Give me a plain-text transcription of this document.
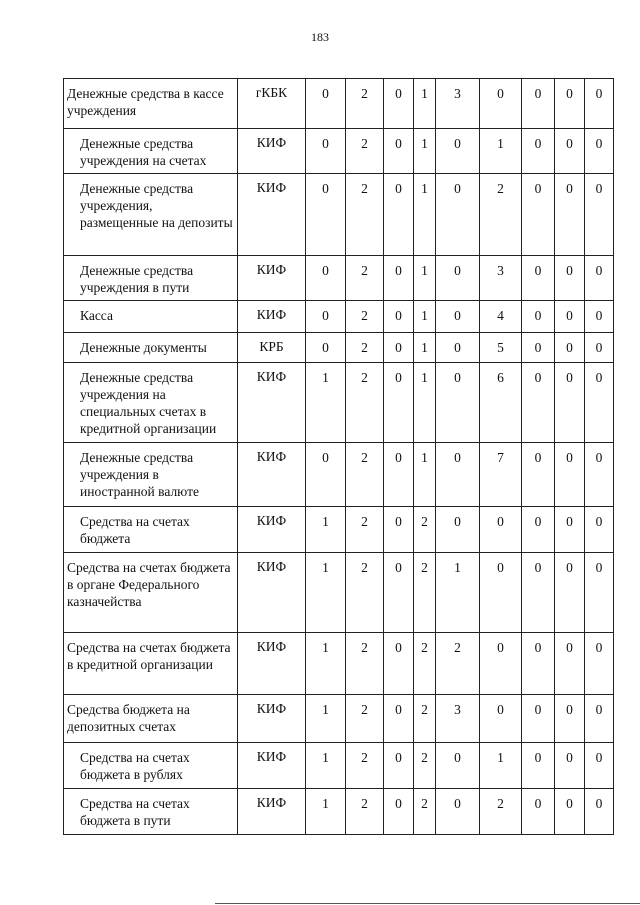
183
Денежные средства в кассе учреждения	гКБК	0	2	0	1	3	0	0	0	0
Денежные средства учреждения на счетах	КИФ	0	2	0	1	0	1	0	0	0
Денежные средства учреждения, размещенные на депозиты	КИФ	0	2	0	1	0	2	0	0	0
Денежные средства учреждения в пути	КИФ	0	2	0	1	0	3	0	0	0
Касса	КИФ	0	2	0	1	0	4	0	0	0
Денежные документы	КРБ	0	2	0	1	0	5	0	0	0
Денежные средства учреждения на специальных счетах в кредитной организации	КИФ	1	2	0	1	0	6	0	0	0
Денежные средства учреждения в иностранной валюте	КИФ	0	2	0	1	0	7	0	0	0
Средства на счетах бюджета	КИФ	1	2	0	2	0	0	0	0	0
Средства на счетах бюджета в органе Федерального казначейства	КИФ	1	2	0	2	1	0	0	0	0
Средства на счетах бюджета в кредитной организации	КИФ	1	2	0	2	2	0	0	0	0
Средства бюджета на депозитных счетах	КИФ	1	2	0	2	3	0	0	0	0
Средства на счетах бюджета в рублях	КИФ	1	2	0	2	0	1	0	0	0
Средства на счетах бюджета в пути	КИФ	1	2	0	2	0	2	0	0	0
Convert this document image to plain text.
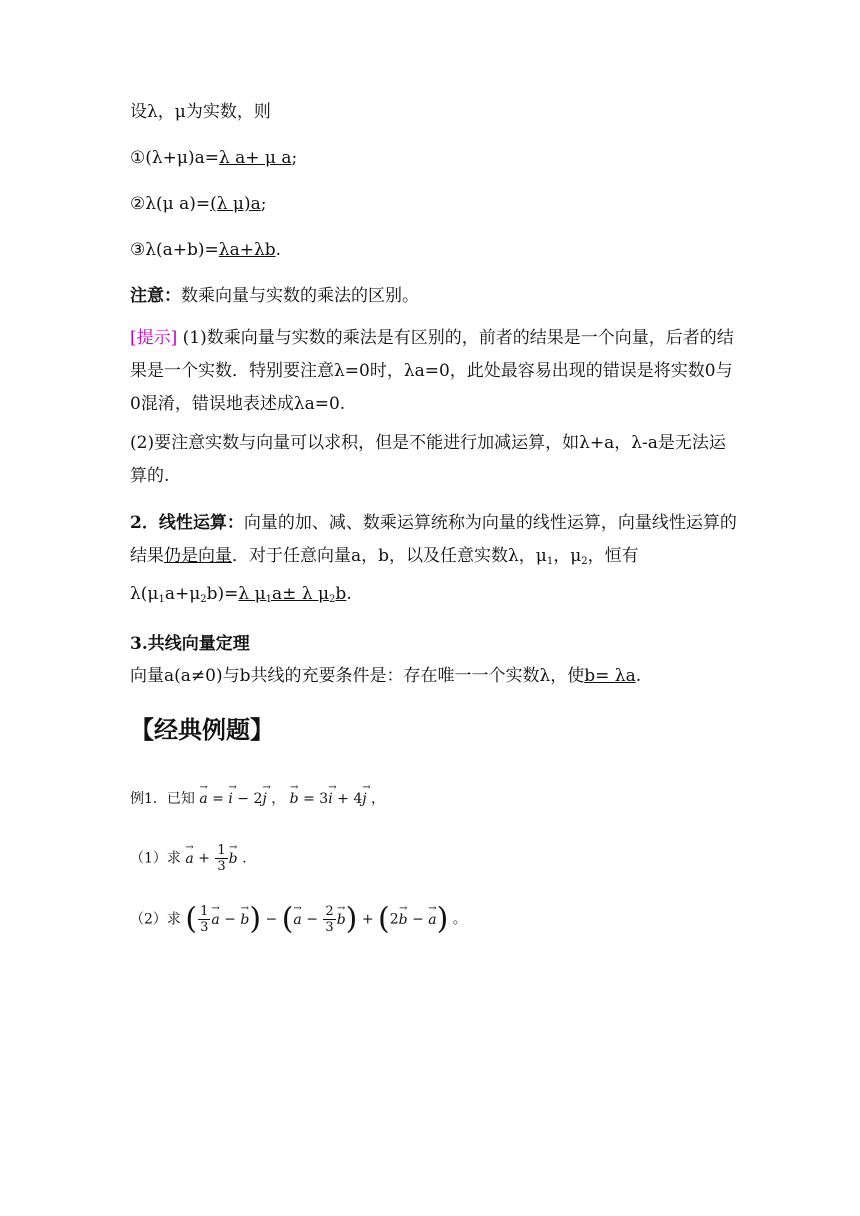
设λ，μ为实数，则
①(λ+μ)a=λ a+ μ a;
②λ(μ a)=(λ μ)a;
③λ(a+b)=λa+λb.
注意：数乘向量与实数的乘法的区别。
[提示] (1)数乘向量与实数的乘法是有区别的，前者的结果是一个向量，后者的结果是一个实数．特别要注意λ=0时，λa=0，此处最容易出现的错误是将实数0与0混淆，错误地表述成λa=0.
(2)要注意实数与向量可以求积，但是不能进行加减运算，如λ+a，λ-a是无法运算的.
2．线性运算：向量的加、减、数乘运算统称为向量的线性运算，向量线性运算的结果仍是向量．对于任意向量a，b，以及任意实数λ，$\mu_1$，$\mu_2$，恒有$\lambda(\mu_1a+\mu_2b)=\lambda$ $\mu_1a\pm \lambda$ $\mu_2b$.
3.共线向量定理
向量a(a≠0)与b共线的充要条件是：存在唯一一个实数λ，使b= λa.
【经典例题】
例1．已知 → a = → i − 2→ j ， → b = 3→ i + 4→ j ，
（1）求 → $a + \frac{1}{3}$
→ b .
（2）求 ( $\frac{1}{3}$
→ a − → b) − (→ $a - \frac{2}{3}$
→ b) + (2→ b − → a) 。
====
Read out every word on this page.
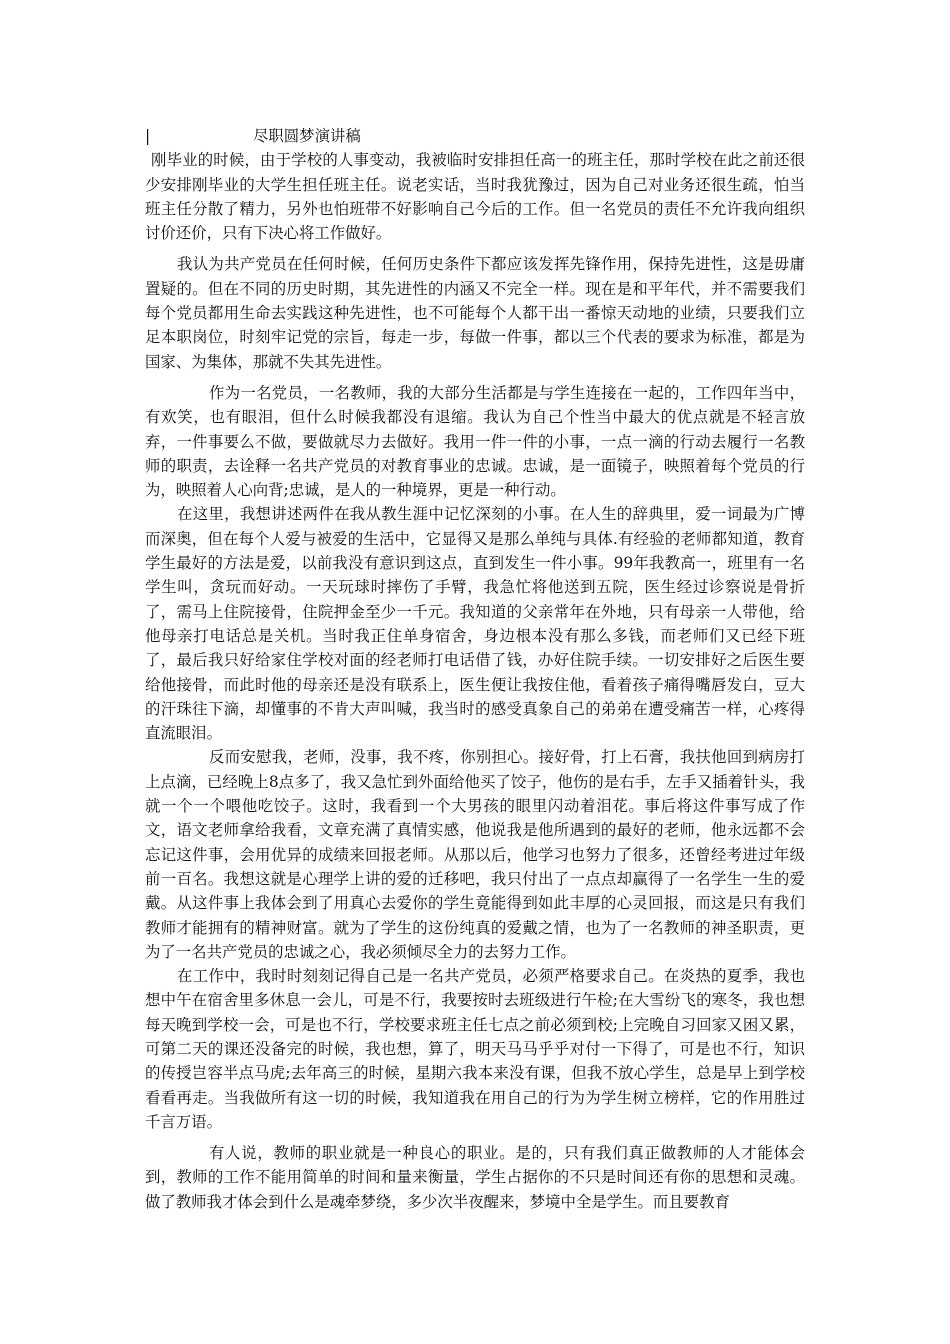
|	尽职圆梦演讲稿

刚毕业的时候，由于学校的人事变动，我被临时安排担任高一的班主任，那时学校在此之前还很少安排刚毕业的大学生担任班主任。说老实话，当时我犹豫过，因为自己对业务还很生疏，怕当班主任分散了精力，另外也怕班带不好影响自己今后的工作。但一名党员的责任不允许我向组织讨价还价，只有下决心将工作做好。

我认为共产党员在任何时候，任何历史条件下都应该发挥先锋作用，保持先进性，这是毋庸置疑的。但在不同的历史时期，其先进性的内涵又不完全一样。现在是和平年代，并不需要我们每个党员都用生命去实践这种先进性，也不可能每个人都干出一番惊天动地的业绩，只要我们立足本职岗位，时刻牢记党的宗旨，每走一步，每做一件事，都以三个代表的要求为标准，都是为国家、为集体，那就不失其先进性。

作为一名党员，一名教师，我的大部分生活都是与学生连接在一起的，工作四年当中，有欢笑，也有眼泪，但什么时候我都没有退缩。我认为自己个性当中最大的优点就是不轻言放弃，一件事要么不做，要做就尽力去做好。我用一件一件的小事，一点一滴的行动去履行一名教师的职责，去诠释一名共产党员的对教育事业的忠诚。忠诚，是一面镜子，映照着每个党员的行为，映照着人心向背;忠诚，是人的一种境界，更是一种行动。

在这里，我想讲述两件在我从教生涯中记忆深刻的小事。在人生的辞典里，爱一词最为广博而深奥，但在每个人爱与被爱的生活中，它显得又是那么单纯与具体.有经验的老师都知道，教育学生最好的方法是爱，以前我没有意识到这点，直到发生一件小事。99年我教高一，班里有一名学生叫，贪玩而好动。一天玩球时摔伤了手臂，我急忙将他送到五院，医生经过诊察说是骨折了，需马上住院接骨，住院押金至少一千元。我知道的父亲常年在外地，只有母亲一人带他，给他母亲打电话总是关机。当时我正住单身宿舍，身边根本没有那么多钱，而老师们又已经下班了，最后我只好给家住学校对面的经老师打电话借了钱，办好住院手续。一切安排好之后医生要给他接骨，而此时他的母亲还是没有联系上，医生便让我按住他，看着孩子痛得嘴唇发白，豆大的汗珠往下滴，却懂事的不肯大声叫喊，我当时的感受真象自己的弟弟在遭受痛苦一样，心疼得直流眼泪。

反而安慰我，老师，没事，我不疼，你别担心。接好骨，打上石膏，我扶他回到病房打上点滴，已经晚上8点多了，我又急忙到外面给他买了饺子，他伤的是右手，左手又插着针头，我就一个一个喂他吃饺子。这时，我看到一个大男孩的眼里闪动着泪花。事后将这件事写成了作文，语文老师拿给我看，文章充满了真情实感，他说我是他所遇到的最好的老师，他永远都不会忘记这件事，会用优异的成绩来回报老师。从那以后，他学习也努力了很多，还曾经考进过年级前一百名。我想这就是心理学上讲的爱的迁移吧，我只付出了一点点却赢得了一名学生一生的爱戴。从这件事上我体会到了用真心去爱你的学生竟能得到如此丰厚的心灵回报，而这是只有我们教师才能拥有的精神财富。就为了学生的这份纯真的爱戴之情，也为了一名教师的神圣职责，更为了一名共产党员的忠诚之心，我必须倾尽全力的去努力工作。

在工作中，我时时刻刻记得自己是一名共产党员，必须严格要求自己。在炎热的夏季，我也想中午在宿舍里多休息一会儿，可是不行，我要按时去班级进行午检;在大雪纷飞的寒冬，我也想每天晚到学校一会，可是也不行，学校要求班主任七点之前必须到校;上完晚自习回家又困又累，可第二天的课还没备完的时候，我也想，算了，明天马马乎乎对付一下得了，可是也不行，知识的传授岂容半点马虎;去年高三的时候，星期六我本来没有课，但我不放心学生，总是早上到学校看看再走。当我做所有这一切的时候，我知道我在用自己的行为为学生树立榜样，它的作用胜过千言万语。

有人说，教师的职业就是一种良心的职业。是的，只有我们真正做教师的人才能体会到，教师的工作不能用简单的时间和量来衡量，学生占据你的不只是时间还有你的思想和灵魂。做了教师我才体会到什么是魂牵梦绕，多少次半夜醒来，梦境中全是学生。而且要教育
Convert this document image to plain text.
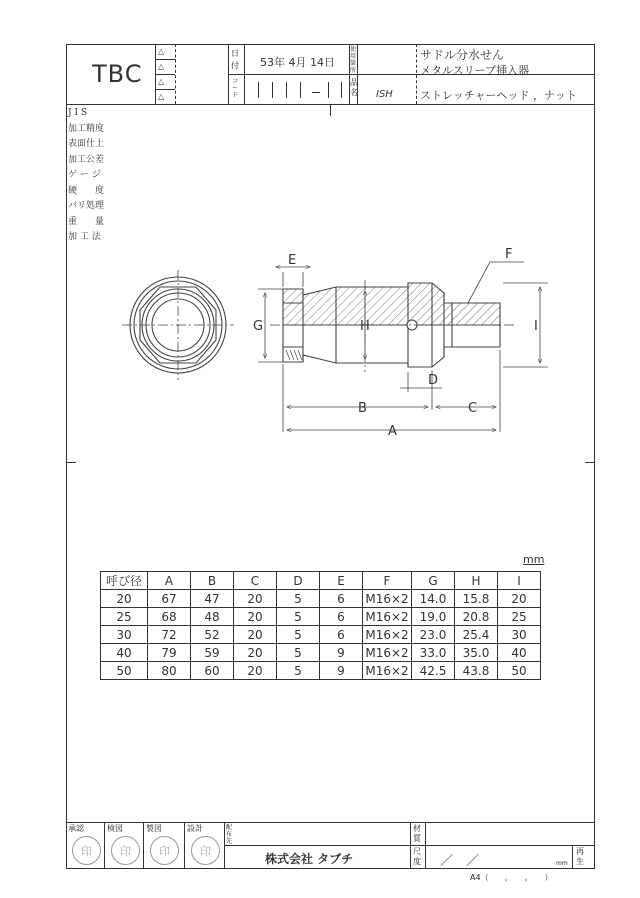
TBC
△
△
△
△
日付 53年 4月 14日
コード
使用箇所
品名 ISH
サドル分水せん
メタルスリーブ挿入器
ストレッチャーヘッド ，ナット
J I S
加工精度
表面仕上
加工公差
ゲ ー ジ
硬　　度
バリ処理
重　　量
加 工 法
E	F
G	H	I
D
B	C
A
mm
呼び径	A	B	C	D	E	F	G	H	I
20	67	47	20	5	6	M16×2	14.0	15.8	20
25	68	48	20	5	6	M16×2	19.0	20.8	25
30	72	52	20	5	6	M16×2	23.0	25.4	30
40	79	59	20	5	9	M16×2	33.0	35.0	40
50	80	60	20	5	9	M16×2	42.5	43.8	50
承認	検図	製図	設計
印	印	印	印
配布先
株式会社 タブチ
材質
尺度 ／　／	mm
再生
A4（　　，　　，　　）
====
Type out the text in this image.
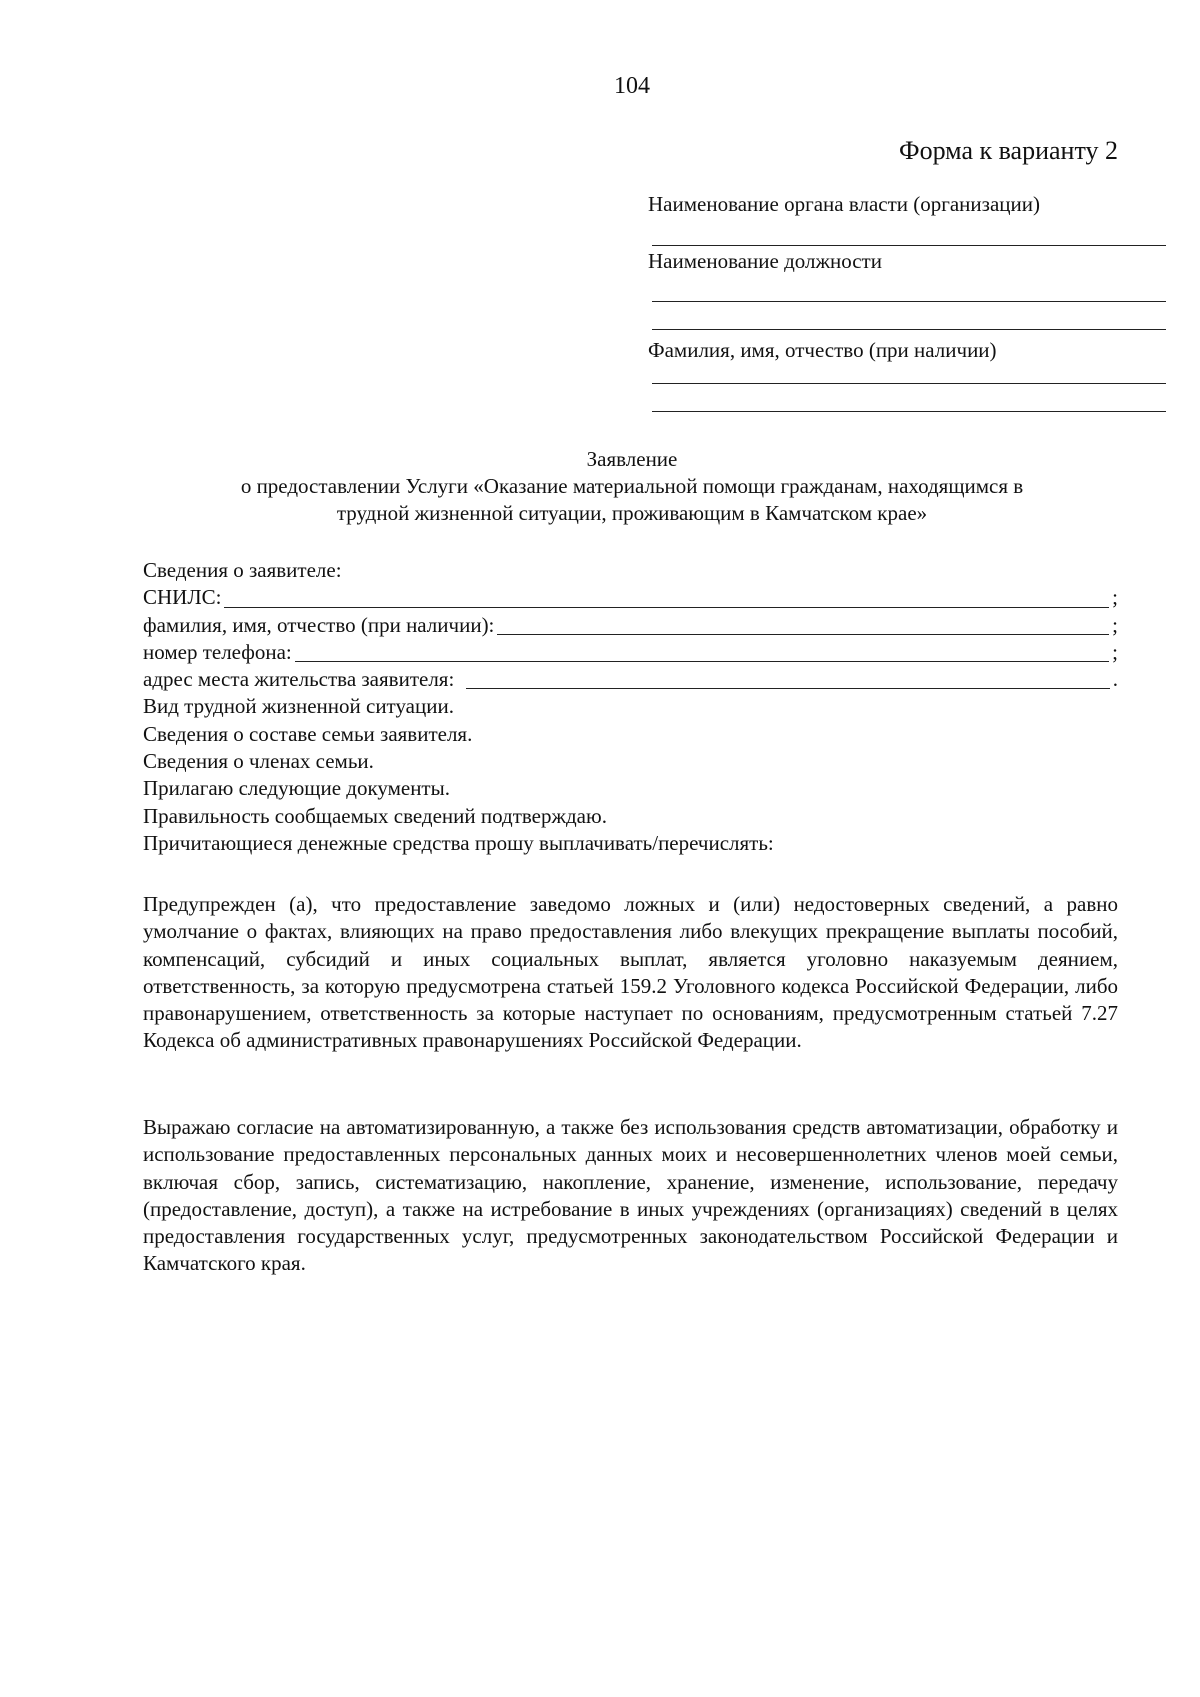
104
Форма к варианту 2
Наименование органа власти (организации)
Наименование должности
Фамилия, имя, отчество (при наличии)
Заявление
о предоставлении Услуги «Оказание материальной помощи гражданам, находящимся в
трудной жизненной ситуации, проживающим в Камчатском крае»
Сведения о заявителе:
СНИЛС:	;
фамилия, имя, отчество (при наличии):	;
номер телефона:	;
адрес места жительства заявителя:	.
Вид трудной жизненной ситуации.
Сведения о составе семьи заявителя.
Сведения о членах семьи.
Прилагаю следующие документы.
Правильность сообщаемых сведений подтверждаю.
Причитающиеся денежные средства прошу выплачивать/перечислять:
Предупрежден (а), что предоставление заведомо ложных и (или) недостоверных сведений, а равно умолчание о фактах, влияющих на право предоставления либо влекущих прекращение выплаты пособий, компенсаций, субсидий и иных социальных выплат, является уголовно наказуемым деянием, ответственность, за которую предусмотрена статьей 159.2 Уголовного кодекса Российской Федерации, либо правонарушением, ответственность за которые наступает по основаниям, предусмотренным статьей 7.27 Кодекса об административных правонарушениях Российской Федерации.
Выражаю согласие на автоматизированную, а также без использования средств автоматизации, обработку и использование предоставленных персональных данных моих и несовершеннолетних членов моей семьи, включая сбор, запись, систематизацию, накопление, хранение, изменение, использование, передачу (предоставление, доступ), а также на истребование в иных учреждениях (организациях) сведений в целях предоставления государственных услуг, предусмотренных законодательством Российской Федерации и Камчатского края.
====
SET TASK:
Looking at the listing above, how many of its lines contain the string "бюджета"? Give the number alone.

ANSWER:
6